___ DATA IN THIS EXERCISE

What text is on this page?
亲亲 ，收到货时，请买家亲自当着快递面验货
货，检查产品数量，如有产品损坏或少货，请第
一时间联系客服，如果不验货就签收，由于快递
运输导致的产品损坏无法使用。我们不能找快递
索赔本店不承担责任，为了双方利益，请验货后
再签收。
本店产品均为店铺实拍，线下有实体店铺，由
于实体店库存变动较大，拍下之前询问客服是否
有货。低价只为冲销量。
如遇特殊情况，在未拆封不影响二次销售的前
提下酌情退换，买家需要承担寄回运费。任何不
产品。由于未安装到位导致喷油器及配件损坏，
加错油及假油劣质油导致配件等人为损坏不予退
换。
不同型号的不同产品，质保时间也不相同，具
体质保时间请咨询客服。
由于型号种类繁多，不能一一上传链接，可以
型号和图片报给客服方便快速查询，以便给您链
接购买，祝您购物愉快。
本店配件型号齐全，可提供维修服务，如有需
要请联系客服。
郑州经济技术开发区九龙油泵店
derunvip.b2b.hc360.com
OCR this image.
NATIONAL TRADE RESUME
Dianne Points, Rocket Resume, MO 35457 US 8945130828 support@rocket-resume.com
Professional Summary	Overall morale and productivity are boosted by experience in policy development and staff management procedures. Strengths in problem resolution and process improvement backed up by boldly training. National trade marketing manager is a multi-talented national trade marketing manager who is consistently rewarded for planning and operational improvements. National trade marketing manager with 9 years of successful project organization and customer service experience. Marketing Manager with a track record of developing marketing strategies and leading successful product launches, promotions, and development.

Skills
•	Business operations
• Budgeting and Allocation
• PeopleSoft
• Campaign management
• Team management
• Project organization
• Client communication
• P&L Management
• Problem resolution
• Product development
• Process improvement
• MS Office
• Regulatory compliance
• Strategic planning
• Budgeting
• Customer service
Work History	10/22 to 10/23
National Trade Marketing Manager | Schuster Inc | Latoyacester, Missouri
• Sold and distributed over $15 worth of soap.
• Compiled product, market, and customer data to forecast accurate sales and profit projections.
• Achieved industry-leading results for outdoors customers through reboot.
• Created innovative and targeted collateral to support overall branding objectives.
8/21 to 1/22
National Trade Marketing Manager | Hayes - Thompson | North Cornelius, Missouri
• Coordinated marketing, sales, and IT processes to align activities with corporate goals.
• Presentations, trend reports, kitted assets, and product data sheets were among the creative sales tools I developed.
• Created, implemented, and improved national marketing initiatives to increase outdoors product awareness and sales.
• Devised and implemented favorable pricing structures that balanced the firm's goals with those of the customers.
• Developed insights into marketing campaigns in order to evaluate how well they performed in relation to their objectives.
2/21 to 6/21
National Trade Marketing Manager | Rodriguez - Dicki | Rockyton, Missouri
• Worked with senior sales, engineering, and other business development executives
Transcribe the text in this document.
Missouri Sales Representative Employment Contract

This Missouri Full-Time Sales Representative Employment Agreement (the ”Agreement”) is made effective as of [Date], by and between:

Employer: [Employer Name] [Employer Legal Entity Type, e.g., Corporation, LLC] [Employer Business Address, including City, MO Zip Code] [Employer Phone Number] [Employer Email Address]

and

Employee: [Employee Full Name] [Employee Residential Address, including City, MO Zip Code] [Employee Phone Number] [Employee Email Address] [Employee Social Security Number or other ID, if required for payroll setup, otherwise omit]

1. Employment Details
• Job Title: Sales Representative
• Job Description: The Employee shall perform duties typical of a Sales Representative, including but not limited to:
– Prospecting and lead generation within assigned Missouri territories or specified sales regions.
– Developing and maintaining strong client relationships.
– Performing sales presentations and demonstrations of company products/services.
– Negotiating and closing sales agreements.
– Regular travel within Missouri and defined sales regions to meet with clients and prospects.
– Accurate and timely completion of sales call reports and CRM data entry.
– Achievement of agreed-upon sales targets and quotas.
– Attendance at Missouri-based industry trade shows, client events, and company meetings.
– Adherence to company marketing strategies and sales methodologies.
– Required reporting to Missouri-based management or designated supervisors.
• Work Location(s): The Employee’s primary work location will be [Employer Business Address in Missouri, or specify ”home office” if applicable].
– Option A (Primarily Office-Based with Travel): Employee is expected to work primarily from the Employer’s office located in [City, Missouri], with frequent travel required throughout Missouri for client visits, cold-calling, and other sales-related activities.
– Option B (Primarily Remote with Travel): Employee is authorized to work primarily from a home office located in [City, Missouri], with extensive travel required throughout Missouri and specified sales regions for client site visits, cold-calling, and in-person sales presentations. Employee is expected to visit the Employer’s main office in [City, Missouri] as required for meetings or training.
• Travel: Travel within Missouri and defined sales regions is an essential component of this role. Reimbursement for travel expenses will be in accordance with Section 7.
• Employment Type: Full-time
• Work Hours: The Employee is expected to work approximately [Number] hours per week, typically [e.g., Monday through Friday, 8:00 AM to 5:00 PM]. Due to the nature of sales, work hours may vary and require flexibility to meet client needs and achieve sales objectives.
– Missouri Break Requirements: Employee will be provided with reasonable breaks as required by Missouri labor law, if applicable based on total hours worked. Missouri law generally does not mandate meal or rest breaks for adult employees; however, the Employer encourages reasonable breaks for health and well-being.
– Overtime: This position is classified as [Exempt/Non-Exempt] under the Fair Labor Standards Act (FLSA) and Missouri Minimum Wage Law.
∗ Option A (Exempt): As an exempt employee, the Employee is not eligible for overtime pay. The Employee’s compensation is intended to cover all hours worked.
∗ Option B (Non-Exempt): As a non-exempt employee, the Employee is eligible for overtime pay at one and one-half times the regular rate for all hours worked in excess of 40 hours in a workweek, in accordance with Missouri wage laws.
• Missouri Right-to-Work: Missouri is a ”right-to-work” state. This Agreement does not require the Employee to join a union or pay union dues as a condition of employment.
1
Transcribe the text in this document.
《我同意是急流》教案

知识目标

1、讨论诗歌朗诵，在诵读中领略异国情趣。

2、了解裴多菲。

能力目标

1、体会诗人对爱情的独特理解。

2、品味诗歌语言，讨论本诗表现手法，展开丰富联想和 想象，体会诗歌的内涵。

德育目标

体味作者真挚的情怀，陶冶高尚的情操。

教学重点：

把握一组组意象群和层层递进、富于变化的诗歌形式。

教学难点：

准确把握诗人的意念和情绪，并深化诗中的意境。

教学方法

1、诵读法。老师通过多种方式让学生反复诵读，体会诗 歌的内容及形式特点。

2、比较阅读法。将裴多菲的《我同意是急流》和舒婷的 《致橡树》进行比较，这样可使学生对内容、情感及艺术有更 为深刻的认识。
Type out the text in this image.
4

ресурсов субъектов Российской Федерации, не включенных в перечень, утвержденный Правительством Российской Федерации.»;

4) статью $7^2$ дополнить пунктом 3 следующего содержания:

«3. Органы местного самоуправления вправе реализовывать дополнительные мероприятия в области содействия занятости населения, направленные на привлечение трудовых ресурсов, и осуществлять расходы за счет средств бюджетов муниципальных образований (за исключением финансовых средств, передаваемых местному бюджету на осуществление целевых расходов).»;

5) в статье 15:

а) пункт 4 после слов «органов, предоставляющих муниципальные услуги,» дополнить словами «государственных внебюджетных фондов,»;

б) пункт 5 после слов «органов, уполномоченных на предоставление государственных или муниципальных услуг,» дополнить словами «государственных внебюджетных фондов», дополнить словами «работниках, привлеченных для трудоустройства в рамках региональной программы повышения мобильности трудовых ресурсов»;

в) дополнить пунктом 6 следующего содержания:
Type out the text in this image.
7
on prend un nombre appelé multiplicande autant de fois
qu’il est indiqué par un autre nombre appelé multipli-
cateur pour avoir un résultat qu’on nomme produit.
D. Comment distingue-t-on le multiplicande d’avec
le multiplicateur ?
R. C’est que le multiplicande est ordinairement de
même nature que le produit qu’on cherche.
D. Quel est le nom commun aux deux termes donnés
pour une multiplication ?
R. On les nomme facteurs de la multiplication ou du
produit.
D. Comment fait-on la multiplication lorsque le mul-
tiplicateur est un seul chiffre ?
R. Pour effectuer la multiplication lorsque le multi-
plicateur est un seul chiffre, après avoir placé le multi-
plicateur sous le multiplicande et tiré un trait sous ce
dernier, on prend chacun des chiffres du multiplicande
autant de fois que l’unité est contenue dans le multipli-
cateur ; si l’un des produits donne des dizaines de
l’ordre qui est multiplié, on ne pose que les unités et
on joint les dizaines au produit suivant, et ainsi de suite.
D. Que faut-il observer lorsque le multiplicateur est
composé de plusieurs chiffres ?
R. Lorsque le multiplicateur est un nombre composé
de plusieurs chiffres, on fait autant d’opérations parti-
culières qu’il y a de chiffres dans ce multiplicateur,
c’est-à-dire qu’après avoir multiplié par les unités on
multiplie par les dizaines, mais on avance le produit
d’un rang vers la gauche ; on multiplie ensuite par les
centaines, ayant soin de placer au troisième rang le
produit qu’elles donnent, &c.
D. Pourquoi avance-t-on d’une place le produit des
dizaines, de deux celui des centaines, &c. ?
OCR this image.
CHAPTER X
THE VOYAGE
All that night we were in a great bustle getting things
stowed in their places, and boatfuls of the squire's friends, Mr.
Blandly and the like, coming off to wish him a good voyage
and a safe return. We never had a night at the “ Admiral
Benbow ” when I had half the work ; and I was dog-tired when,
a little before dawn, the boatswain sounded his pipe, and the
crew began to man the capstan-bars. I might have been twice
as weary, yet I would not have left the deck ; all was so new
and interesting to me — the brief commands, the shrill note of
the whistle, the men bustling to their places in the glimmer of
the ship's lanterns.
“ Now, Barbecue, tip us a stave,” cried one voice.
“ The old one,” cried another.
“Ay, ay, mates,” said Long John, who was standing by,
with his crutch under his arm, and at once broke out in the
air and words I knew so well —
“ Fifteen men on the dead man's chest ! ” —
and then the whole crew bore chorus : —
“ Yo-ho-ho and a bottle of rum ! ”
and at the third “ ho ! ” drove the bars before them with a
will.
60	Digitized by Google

______

- [INSTRUCTIONS TO FOLLOW]: Pick out each line that holds the string "applicable".

- [EXERCISE RESPONSE]:
• Work Location(s): The Employee’s primary work location will be [Employer Business Address in Missouri, or specify ”home office” if applicable].
– Missouri Break Requirements: Employee will be provided with reasonable breaks as required by Missouri labor law, if applicable based on total hours worked. Missouri law generally does not mandate meal or rest breaks for adult employees; however, the Employer encourages reasonable breaks for health and well-being.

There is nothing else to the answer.